• [TASK STATEMENT]: Copy the lines of the records below without any change, everything from the line containing "unit-card[interactable]: 15 kg" down to the line containing "unit-thumbnail: [60, 436, 124, 500]", with both of those lines included.

• [SUPPLIED MATERIAL]:
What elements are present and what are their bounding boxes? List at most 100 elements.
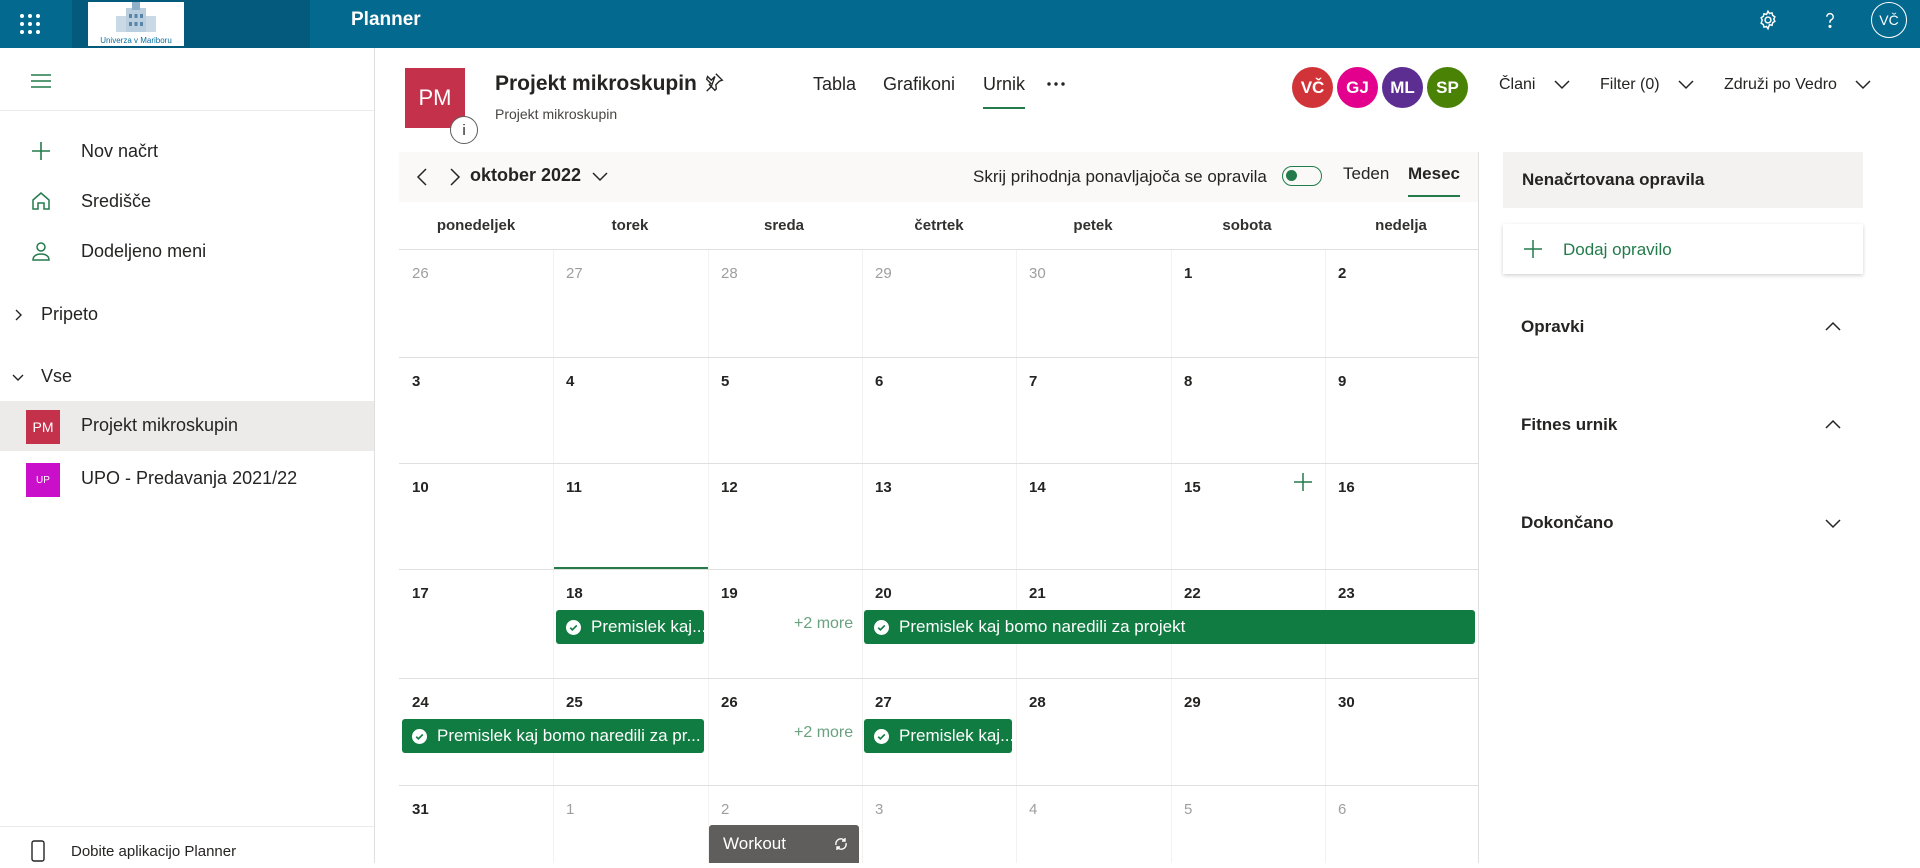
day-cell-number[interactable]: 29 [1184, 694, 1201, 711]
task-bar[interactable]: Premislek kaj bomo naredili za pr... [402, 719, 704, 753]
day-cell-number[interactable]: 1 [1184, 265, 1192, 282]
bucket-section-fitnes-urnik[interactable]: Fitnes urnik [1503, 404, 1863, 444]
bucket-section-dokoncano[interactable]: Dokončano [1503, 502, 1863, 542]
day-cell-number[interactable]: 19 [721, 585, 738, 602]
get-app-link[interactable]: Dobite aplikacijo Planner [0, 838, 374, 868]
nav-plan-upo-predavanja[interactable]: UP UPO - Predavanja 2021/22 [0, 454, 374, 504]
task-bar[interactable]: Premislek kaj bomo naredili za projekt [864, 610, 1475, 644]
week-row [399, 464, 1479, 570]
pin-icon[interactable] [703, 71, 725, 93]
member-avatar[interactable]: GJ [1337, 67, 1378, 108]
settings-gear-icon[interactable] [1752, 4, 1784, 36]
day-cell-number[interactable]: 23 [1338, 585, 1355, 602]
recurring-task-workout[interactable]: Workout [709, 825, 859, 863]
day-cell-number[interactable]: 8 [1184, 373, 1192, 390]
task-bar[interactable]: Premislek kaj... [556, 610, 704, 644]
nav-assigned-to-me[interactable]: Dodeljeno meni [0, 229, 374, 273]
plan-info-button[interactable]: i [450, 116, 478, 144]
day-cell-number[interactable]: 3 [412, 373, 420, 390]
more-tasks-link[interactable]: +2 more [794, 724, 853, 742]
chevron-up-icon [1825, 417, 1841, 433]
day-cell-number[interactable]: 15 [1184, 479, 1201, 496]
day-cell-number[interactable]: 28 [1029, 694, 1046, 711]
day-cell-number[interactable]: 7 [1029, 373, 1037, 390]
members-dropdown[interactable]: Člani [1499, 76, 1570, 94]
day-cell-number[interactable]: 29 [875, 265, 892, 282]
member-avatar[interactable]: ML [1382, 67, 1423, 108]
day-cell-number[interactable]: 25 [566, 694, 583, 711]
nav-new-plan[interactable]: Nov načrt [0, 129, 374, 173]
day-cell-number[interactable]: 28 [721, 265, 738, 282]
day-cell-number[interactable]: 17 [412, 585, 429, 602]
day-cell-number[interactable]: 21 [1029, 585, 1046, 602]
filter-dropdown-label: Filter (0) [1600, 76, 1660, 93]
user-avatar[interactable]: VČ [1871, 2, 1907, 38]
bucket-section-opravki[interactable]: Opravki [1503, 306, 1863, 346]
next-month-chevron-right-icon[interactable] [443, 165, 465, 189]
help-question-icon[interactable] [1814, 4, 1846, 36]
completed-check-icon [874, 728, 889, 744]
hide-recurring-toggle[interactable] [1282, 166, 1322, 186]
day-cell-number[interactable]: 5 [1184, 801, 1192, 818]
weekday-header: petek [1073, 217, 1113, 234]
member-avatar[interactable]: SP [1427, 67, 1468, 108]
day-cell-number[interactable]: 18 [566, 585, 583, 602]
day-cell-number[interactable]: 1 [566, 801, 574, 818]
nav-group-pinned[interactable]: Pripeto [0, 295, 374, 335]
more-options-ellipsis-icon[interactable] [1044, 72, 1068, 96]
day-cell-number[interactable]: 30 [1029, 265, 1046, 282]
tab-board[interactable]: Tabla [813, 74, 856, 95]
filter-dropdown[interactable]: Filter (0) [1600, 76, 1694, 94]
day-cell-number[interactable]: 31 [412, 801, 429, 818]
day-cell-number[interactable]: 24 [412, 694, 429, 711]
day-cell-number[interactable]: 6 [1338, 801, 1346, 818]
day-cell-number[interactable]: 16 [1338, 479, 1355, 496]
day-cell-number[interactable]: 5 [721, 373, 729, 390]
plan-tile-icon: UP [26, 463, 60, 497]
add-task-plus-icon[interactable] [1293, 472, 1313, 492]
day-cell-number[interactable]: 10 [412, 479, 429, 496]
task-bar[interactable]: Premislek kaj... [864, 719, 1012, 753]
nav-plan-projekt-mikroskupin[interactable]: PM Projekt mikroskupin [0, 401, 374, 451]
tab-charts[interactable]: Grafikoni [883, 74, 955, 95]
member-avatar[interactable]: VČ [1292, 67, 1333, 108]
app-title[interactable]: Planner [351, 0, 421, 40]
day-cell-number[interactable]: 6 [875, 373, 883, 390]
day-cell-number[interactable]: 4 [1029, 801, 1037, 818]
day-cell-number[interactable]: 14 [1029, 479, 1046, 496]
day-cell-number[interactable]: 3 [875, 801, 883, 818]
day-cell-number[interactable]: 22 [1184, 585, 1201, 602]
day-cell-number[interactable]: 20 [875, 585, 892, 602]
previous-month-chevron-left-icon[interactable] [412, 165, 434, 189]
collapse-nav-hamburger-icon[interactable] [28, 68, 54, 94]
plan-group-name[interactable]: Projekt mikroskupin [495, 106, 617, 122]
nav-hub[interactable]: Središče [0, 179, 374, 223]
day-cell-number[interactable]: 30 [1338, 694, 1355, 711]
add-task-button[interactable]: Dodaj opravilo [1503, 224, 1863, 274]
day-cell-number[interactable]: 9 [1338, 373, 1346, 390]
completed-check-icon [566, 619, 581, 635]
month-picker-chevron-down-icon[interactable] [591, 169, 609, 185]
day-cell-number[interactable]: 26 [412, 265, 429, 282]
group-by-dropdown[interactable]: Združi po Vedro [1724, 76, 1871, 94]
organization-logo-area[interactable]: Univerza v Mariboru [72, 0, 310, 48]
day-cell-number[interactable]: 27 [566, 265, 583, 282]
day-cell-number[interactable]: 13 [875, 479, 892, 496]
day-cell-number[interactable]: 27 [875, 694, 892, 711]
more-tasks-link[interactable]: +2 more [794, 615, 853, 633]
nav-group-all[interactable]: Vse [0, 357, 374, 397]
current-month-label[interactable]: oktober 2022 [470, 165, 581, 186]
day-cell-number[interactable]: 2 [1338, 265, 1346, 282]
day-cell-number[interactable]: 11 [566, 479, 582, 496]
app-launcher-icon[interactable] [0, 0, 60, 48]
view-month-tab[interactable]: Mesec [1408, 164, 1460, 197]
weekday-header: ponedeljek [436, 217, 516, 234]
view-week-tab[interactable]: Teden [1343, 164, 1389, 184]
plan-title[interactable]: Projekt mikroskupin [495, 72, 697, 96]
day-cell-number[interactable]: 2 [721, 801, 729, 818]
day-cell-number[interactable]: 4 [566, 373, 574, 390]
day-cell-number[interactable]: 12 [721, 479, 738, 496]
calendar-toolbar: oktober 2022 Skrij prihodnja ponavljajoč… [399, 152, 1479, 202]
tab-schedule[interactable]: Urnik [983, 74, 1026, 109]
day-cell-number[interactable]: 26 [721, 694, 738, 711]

---

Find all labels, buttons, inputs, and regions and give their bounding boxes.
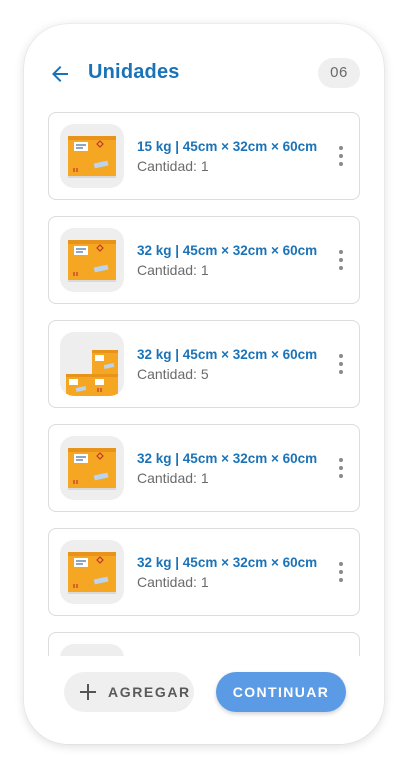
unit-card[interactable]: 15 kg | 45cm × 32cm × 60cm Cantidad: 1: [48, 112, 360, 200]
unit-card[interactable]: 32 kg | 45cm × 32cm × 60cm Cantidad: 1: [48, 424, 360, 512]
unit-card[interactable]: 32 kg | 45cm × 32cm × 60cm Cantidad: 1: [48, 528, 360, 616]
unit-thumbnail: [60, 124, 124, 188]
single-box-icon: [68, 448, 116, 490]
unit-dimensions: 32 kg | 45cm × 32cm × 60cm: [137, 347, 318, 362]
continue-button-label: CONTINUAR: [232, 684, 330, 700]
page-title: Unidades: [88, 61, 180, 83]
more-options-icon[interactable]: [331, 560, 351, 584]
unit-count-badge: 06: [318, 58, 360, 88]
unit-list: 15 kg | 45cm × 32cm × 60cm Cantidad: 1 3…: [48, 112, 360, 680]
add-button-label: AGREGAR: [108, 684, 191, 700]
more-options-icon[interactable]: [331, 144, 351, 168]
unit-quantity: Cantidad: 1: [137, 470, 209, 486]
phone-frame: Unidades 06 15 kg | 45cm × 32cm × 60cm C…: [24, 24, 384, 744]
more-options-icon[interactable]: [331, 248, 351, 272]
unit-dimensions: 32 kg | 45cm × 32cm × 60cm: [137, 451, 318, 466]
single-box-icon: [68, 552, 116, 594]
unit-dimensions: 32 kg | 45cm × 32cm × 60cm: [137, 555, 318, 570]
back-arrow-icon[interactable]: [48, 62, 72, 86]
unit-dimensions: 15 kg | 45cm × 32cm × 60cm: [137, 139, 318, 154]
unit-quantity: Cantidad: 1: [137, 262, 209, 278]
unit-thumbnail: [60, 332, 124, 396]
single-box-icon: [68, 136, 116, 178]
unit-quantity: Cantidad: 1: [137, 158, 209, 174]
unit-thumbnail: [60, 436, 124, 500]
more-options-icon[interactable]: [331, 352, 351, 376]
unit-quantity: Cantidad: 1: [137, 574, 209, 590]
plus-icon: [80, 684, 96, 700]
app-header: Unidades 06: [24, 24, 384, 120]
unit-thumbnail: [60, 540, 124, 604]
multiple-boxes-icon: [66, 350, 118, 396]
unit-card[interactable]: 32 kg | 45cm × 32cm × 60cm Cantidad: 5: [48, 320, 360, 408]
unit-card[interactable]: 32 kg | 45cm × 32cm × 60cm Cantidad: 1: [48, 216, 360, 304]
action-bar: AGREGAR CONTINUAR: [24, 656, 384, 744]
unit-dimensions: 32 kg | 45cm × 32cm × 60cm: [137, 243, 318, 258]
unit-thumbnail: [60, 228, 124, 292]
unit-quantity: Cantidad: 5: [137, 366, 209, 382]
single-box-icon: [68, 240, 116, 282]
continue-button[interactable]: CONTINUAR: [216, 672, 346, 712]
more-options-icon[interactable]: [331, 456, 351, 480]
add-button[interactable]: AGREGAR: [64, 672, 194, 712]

• [RESULT]:
unit-card[interactable]: 15 kg | 45cm × 32cm × 60cm Cantidad: 1: [48, 112, 360, 200]
unit-card[interactable]: 32 kg | 45cm × 32cm × 60cm Cantidad: 1: [48, 424, 360, 512]
unit-card[interactable]: 32 kg | 45cm × 32cm × 60cm Cantidad: 1: [48, 528, 360, 616]
unit-thumbnail: [60, 124, 124, 188]
single-box-icon: [68, 448, 116, 490]
unit-dimensions: 32 kg | 45cm × 32cm × 60cm: [137, 347, 318, 362]
continue-button-label: CONTINUAR: [232, 684, 330, 700]
page-title: Unidades: [88, 61, 180, 83]
more-options-icon[interactable]: [331, 560, 351, 584]
unit-count-badge: 06: [318, 58, 360, 88]
unit-list: 15 kg | 45cm × 32cm × 60cm Cantidad: 1 3…: [48, 112, 360, 680]
add-button-label: AGREGAR: [108, 684, 191, 700]
more-options-icon[interactable]: [331, 144, 351, 168]
unit-quantity: Cantidad: 1: [137, 470, 209, 486]
phone-frame: Unidades 06 15 kg | 45cm × 32cm × 60cm C…: [24, 24, 384, 744]
more-options-icon[interactable]: [331, 248, 351, 272]
unit-dimensions: 32 kg | 45cm × 32cm × 60cm: [137, 451, 318, 466]
single-box-icon: [68, 552, 116, 594]
unit-dimensions: 32 kg | 45cm × 32cm × 60cm: [137, 555, 318, 570]
back-arrow-icon[interactable]: [48, 62, 72, 86]
unit-dimensions: 15 kg | 45cm × 32cm × 60cm: [137, 139, 318, 154]
unit-quantity: Cantidad: 1: [137, 262, 209, 278]
unit-thumbnail: [60, 332, 124, 396]
single-box-icon: [68, 136, 116, 178]
unit-quantity: Cantidad: 1: [137, 158, 209, 174]
unit-thumbnail: [60, 436, 124, 500]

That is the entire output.